> What you should do
Locate every line in the material below that has the word "Número". Copy each of those lines.

───── The data ─────

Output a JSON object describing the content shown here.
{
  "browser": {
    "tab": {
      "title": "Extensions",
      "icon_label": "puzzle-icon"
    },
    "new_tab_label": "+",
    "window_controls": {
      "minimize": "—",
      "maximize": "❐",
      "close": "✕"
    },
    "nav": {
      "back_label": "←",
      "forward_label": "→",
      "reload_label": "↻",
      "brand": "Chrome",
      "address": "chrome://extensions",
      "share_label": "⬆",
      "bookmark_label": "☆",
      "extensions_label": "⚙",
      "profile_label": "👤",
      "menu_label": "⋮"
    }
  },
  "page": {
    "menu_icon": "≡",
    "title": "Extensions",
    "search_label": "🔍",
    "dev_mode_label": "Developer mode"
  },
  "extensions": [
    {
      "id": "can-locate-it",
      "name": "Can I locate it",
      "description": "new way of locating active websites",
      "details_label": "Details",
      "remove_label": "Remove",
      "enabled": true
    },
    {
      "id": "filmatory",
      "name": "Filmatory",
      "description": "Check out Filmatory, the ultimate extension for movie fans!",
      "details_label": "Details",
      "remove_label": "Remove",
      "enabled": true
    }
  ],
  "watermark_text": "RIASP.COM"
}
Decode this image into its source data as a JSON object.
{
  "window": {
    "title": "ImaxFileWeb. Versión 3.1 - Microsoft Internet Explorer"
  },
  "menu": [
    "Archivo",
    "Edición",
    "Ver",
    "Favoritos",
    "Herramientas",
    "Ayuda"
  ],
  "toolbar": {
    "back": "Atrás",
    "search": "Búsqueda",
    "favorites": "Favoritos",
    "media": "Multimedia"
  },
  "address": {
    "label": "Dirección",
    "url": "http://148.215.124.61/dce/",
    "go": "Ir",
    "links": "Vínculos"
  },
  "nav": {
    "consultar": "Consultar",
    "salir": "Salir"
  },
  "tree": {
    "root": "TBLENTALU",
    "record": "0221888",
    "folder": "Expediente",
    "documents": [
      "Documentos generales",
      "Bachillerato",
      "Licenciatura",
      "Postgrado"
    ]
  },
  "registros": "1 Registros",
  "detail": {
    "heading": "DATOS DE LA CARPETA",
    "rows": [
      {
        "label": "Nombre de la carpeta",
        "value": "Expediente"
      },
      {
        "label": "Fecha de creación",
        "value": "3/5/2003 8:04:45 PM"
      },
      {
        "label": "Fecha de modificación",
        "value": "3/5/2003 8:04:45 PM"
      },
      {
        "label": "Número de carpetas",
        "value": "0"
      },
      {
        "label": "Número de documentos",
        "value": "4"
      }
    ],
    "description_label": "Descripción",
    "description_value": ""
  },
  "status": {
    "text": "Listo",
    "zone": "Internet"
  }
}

─────

> Task result
        "label": "Número de carpetas",
        "label": "Número de documentos",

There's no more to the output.